MATERIAL PROVIDED:
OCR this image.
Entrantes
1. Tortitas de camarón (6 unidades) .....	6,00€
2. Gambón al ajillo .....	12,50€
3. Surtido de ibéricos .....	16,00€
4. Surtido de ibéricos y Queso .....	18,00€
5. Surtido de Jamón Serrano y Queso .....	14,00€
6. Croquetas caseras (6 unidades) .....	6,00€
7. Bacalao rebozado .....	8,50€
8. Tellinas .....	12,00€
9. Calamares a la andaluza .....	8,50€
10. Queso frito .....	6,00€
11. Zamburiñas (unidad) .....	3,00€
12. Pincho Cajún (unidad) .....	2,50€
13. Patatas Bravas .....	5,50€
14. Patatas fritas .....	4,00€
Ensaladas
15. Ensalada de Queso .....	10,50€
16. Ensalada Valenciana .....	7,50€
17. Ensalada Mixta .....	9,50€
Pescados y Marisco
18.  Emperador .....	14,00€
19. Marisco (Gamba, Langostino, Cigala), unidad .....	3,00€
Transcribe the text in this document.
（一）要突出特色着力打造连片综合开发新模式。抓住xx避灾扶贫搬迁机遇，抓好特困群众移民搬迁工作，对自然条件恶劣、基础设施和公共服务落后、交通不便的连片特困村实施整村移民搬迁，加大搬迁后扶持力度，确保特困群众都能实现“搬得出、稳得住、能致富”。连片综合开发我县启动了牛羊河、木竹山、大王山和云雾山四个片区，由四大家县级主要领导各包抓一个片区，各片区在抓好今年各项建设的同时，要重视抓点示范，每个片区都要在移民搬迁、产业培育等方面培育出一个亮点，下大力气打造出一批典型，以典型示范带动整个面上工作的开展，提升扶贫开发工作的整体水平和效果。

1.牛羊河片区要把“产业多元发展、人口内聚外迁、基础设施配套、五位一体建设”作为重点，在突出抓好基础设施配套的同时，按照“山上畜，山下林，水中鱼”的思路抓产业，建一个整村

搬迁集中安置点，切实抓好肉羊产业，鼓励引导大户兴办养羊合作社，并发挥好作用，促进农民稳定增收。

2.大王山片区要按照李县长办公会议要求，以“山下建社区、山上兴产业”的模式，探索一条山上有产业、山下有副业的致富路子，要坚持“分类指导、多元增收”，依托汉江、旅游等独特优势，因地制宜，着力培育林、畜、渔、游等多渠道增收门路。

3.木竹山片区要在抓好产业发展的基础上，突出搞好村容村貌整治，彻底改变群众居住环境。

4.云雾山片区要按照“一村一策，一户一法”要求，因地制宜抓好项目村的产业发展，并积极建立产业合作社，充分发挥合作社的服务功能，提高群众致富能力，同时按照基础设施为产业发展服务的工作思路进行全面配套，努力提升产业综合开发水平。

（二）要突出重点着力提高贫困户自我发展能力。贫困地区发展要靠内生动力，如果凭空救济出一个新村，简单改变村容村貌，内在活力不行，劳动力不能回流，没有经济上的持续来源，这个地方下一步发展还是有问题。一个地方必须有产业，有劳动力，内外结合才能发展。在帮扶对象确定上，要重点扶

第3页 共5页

WRITTEN PROBLEM: Select and copy every line from the records that includes the word "unidades".

OUTPUT FOR THIS EXERCISE:
1. Tortitas de camarón (6 unidades) .....	6,00€
6. Croquetas caseras (6 unidades) .....	6,00€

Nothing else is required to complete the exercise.